LISTED RECORDS
____________

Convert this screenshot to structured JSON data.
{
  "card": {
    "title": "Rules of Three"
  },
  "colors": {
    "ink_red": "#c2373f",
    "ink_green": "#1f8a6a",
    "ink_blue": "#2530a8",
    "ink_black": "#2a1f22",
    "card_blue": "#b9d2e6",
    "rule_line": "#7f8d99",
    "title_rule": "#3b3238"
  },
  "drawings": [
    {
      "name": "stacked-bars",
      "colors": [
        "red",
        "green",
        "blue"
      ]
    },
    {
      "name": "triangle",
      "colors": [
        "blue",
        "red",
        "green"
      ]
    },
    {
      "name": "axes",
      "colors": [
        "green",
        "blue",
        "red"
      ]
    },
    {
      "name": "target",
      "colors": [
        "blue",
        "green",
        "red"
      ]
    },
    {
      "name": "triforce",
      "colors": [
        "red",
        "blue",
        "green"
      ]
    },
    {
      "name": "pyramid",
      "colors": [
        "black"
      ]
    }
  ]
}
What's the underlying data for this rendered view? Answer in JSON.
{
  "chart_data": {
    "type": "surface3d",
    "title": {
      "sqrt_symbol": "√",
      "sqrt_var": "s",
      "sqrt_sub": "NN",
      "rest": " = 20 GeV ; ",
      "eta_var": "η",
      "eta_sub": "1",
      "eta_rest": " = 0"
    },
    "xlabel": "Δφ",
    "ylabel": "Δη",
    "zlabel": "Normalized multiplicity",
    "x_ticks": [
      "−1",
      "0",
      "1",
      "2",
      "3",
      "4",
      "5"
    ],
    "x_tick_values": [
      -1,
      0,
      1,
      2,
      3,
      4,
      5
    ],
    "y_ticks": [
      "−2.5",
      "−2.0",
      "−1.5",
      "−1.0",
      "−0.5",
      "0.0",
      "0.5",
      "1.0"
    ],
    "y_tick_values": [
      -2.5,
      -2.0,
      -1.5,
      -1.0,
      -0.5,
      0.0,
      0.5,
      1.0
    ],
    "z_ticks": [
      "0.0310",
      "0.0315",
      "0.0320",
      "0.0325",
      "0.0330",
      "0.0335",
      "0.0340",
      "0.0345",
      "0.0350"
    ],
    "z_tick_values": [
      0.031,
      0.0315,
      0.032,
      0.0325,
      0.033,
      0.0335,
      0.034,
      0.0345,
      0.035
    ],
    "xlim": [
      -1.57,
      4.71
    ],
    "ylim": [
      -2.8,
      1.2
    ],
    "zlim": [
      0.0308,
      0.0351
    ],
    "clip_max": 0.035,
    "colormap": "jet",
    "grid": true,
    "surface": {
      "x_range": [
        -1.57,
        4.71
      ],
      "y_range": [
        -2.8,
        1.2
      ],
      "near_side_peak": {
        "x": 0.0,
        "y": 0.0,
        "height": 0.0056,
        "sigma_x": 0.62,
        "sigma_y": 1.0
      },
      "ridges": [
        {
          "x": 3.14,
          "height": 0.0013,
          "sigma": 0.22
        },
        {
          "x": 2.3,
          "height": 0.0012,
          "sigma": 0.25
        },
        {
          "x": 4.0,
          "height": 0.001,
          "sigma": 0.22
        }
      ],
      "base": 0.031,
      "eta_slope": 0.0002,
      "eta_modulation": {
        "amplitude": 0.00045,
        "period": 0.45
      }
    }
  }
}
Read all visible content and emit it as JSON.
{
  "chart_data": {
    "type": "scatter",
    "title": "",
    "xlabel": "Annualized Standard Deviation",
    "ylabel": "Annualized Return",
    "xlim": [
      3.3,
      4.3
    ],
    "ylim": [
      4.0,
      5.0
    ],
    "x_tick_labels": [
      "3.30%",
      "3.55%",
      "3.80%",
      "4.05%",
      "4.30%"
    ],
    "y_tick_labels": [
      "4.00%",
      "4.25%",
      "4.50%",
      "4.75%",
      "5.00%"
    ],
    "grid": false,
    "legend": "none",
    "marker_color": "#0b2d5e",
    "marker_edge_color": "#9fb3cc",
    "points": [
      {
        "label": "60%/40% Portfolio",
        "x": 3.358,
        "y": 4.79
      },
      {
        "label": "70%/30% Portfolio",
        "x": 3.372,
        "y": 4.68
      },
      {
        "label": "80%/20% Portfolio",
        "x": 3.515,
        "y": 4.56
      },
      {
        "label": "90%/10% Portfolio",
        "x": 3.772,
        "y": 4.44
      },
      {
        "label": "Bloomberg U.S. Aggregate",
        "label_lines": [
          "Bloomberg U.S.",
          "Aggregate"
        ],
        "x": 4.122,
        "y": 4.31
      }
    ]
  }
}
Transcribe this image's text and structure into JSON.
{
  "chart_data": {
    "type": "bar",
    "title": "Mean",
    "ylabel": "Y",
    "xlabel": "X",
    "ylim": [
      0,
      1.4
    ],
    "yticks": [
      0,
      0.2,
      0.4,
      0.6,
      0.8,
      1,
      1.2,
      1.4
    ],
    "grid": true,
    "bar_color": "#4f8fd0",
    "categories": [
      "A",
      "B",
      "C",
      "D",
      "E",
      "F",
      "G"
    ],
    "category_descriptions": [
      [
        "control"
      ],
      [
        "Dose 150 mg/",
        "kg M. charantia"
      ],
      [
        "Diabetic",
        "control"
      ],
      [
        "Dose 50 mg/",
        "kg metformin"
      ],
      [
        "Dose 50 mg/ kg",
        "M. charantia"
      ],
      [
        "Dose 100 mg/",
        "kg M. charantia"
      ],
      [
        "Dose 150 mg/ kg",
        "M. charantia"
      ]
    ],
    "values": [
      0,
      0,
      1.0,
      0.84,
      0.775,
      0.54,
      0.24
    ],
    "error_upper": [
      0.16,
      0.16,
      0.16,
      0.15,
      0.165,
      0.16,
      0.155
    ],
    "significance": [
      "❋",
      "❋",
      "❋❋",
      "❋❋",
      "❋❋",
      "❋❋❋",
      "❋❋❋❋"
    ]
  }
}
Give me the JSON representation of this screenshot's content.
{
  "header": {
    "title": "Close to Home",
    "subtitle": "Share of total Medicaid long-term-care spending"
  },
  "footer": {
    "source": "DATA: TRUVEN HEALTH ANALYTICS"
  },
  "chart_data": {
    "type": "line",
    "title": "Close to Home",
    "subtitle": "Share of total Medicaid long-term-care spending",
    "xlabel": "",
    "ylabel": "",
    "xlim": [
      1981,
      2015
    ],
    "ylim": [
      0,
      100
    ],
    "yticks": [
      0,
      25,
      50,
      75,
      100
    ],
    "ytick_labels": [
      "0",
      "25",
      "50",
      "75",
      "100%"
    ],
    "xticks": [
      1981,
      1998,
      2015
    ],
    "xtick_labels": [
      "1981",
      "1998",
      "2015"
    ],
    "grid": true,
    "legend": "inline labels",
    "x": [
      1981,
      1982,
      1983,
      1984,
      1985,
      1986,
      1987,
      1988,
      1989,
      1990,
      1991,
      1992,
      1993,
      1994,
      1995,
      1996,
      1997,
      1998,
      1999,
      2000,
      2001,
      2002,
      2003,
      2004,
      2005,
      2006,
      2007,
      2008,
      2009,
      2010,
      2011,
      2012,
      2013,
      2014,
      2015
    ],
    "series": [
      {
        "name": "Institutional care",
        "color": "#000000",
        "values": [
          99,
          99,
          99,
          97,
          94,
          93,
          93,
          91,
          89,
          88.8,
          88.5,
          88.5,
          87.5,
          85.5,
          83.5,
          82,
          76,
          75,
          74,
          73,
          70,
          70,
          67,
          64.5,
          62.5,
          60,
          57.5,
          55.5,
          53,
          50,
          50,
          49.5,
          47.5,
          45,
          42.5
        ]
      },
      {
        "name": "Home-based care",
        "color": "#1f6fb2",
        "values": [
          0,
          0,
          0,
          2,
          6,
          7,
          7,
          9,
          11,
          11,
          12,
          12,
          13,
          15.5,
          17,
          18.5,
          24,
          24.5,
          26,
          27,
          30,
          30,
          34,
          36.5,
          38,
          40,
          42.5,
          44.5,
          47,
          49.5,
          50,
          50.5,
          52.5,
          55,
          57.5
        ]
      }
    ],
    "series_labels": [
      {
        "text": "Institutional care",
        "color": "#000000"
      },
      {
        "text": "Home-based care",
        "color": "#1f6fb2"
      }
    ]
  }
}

____________

WORK TO BE COMPLETED
Say, as a single number and nothing more, how many lines of the entries contain the word "Dose".

PROBLEM SOLUTION
5